-- Start of Data supplied --

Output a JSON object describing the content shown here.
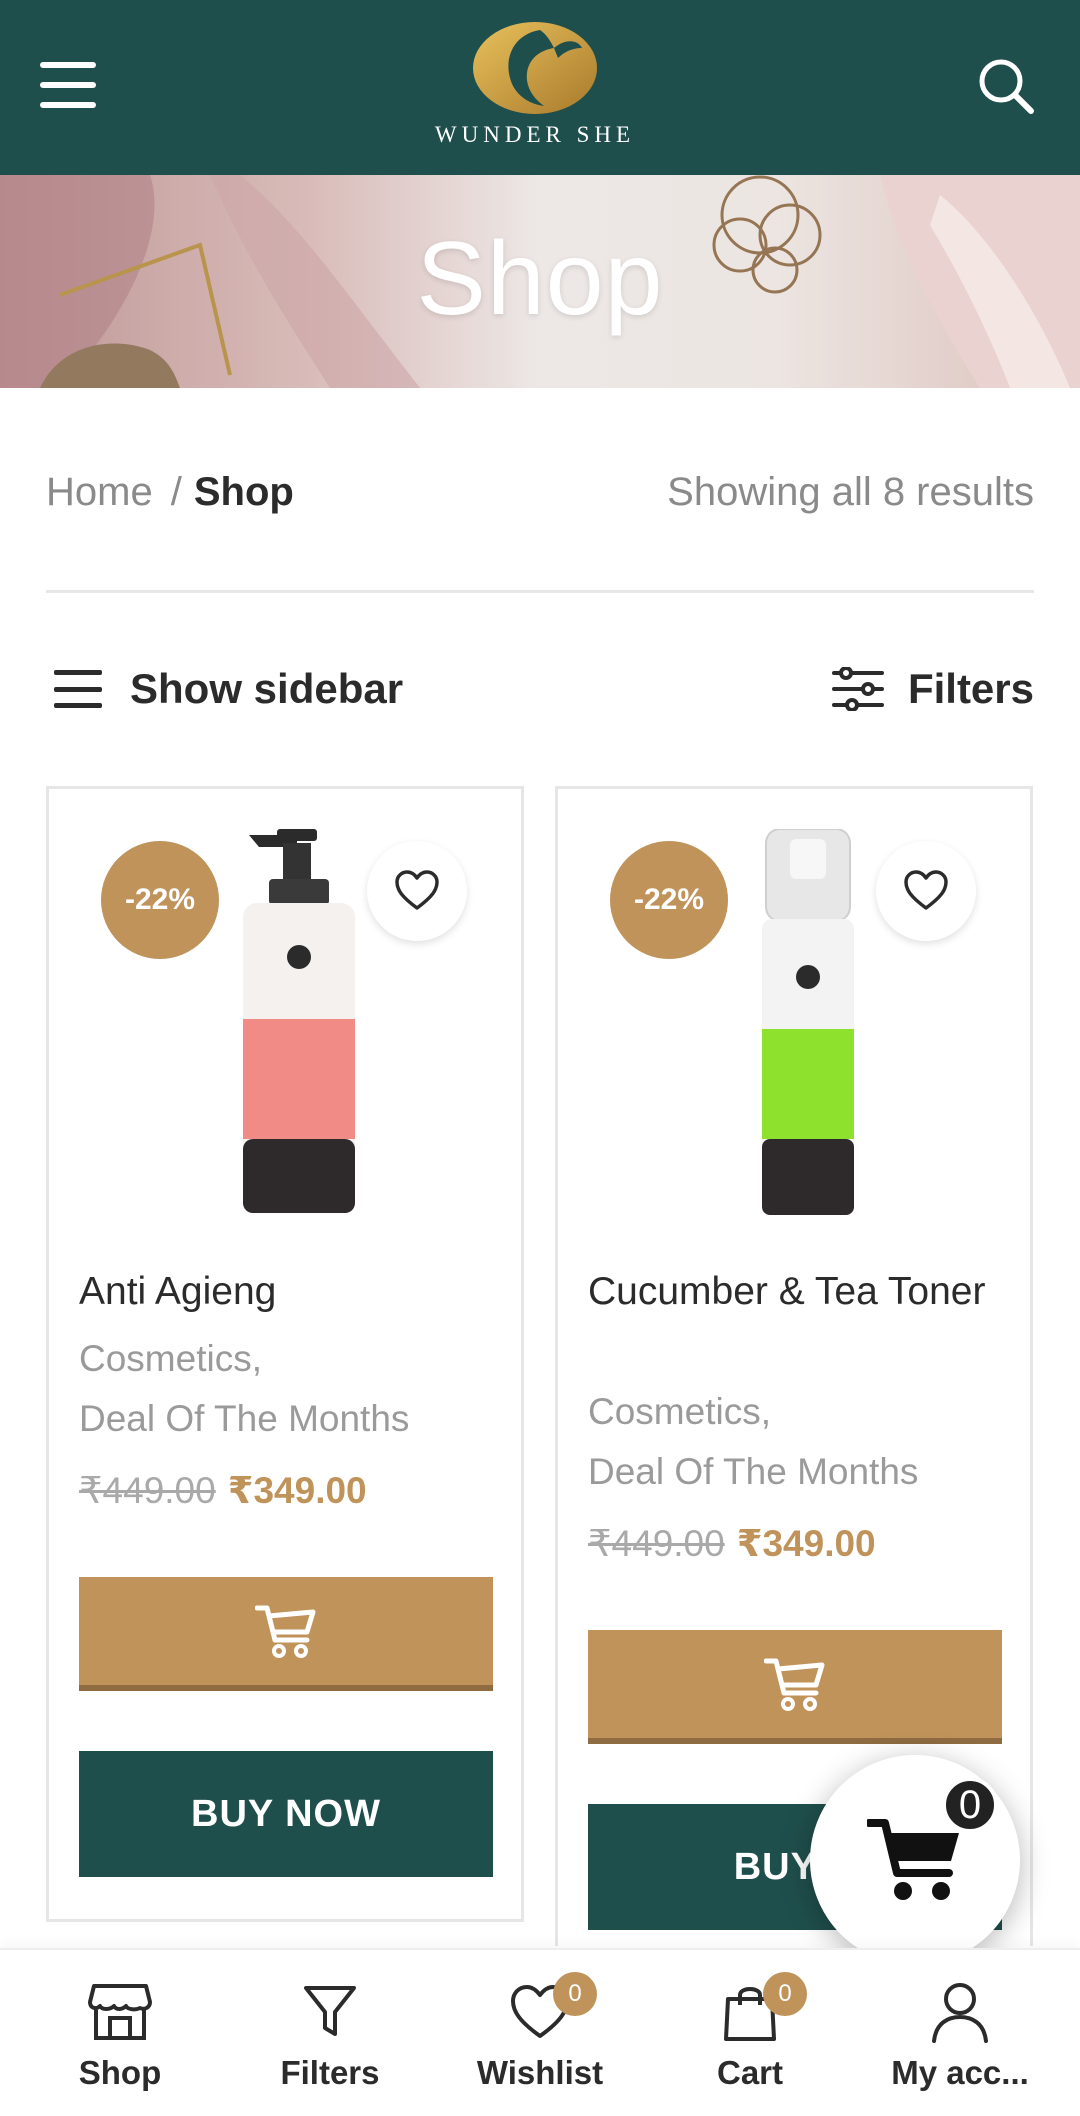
{
  "header": {
    "logo_text": "WUNDER SHE",
    "menu_icon": "hamburger-menu-icon",
    "search_icon": "search-icon"
  },
  "hero": {
    "title": "Shop"
  },
  "breadcrumb": {
    "home": "Home",
    "separator": "/",
    "current": "Shop"
  },
  "results_text": "Showing all 8 results",
  "toolbar": {
    "show_sidebar": "Show sidebar",
    "filters": "Filters"
  },
  "products": [
    {
      "badge": "-22%",
      "title": "Anti Agieng",
      "categories": [
        "Cosmetics,",
        "Deal Of The Months"
      ],
      "old_price": "₹449.00",
      "new_price": "₹349.00",
      "buy_label": "BUY NOW",
      "label_color": "#f08b86"
    },
    {
      "badge": "-22%",
      "title": "Cucumber & Tea Toner",
      "categories": [
        "Cosmetics,",
        "Deal Of The Months"
      ],
      "old_price": "₹449.00",
      "new_price": "₹349.00",
      "buy_label": "BUY N",
      "label_color": "#8ee22e"
    }
  ],
  "floating_cart": {
    "count": "0"
  },
  "bottom_nav": [
    {
      "label": "Shop",
      "icon": "store-icon"
    },
    {
      "label": "Filters",
      "icon": "filter-icon"
    },
    {
      "label": "Wishlist",
      "icon": "heart-icon",
      "count": "0"
    },
    {
      "label": "Cart",
      "icon": "shopping-bag-icon",
      "count": "0"
    },
    {
      "label": "My acc...",
      "icon": "user-icon"
    }
  ],
  "colors": {
    "brand_dark": "#1f4f4c",
    "accent_gold": "#c0935a"
  }
}
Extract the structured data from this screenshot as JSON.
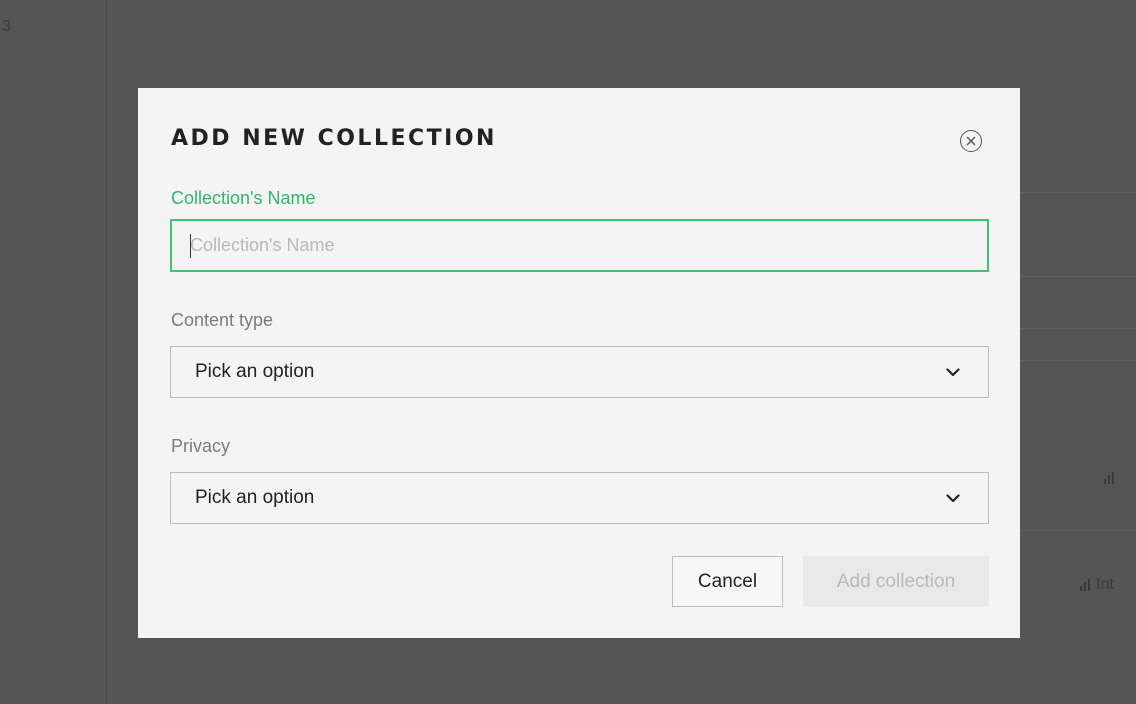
{
  "background": {
    "page_number": "3",
    "stats_label": "Int"
  },
  "modal": {
    "title": "ADD NEW COLLECTION",
    "close_icon": "close-circle-icon",
    "name_field": {
      "label": "Collection's Name",
      "value": "",
      "placeholder": "Collection's Name"
    },
    "content_type": {
      "label": "Content type",
      "selected": "Pick an option"
    },
    "privacy": {
      "label": "Privacy",
      "selected": "Pick an option"
    },
    "cancel_label": "Cancel",
    "submit_label": "Add collection"
  },
  "colors": {
    "accent": "#2db869",
    "input_focus_border": "#3cc574",
    "overlay": "#555555",
    "modal_bg": "#f4f4f4",
    "disabled_button_bg": "#e9e9e9",
    "disabled_button_text": "#b9b9b9"
  }
}
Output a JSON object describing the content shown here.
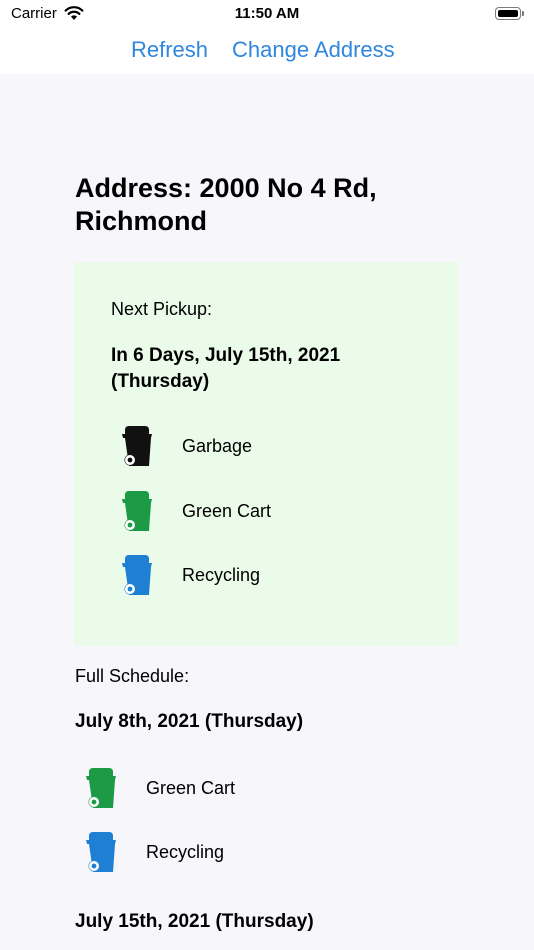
{
  "status": {
    "carrier": "Carrier",
    "time": "11:50 AM"
  },
  "nav": {
    "refresh_label": "Refresh",
    "change_address_label": "Change Address"
  },
  "address": "Address: 2000 No 4 Rd, Richmond",
  "next_pickup": {
    "label": "Next Pickup:",
    "date": "In 6 Days, July 15th, 2021 (Thursday)",
    "items": [
      {
        "label": "Garbage",
        "icon": "garbage-bin-icon",
        "color": "#111111"
      },
      {
        "label": "Green Cart",
        "icon": "green-cart-icon",
        "color": "#1d9a46"
      },
      {
        "label": "Recycling",
        "icon": "recycling-bin-icon",
        "color": "#1f7fd3"
      }
    ]
  },
  "full_schedule": {
    "label": "Full Schedule:",
    "days": [
      {
        "date": "July 8th, 2021 (Thursday)",
        "items": [
          {
            "label": "Green Cart",
            "icon": "green-cart-icon",
            "color": "#1d9a46"
          },
          {
            "label": "Recycling",
            "icon": "recycling-bin-icon",
            "color": "#1f7fd3"
          }
        ]
      },
      {
        "date": "July 15th, 2021 (Thursday)",
        "items": []
      }
    ]
  },
  "colors": {
    "accent": "#2f86dd",
    "card_background": "#eafbea",
    "page_background": "#f6f6fb"
  }
}
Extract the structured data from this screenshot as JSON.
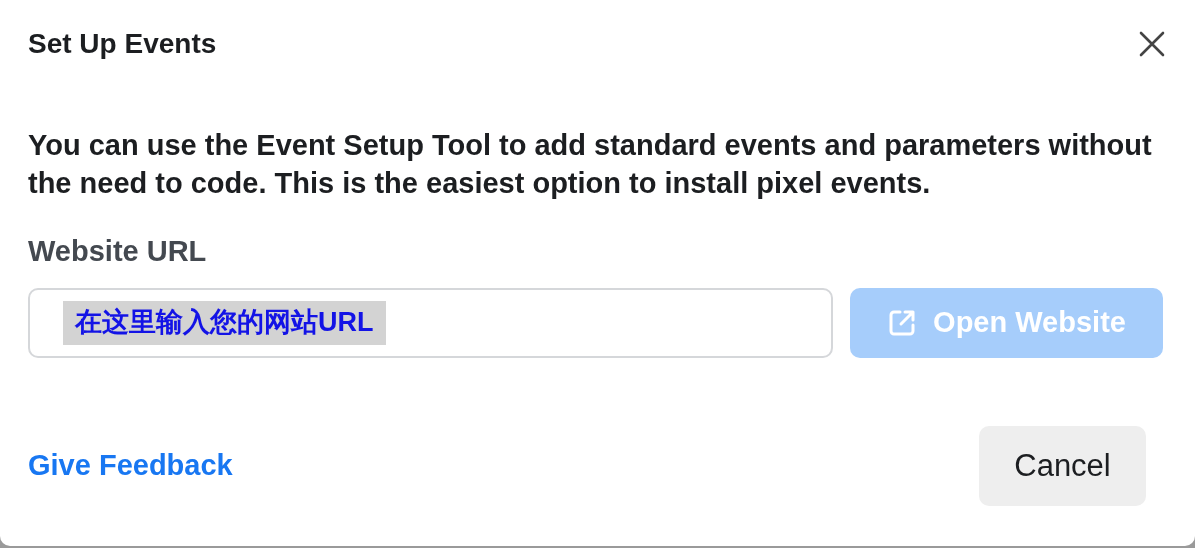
{
  "dialog": {
    "title": "Set Up Events",
    "description": "You can use the Event Setup Tool to add standard events and parameters without the need to code. This is the easiest option to install pixel events.",
    "url_field": {
      "label": "Website URL",
      "value": "在这里输入您的网站URL"
    },
    "open_button": {
      "label": "Open Website",
      "disabled": true
    },
    "feedback_link": "Give Feedback",
    "cancel_button": "Cancel"
  }
}
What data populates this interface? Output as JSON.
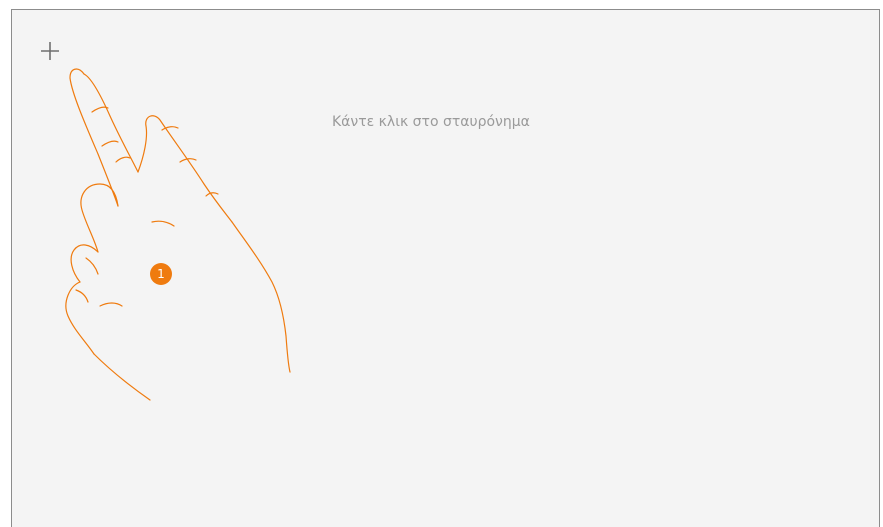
{
  "instruction_text": "Κάντε κλικ στο σταυρόνημα",
  "step_badge": "1",
  "icons": {
    "target": "crosshair-plus-icon",
    "hand": "pointing-hand-icon"
  },
  "colors": {
    "background": "#f4f4f4",
    "accent": "#ef7b0f",
    "text": "#9a9a9a",
    "crosshair": "#6f6f6f"
  }
}
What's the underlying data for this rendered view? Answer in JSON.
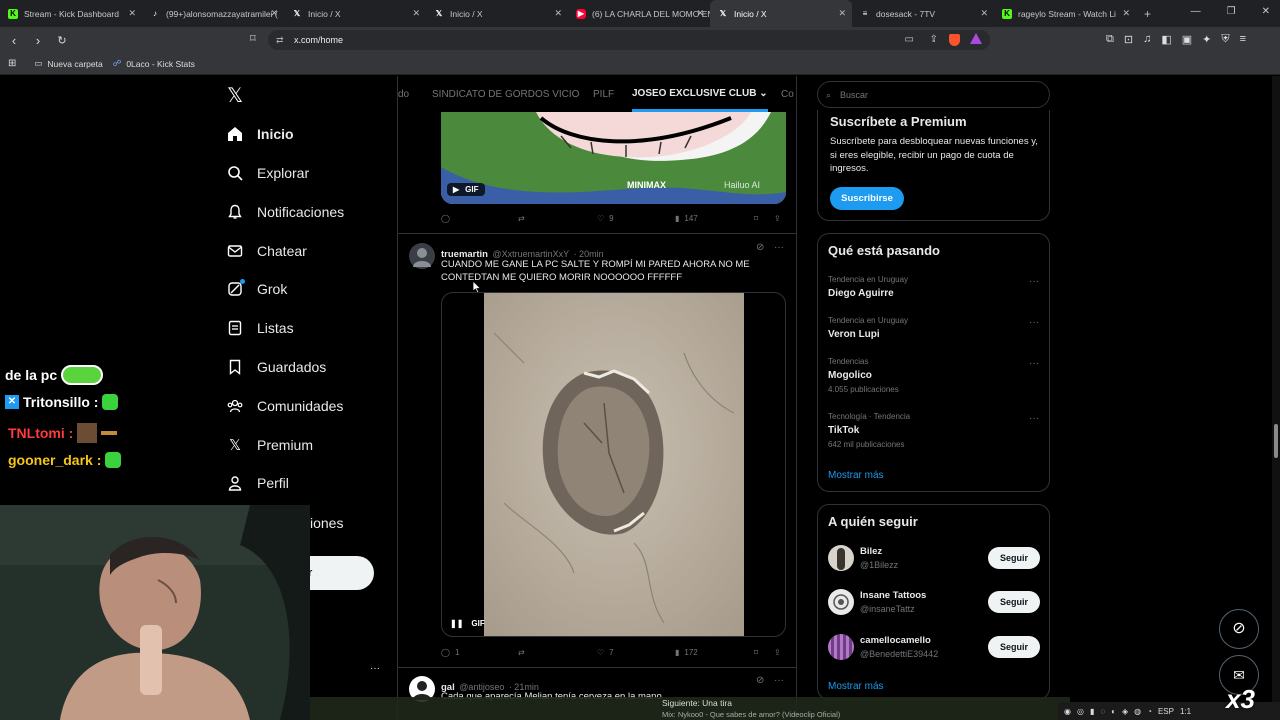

-- End of Data supplied --

--- Goal ---
Every line from the one containing "What data populates" through the end of the data above should be copied exactly; nothing else is copied, and pictures are omitted.

--- Result for this exercise ---
What data populates this interface? Output as JSON.
{
  "instruction_text": "Κάντε κλικ στο σταυρόνημα",
  "step_badge": "1",
  "icons": {
    "target": "crosshair-plus-icon",
    "hand": "pointing-hand-icon"
  },
  "colors": {
    "background": "#f4f4f4",
    "accent": "#ef7b0f",
    "text": "#9a9a9a",
    "crosshair": "#6f6f6f"
  }
}
What's the underlying data for this rendered view? Answer in JSON.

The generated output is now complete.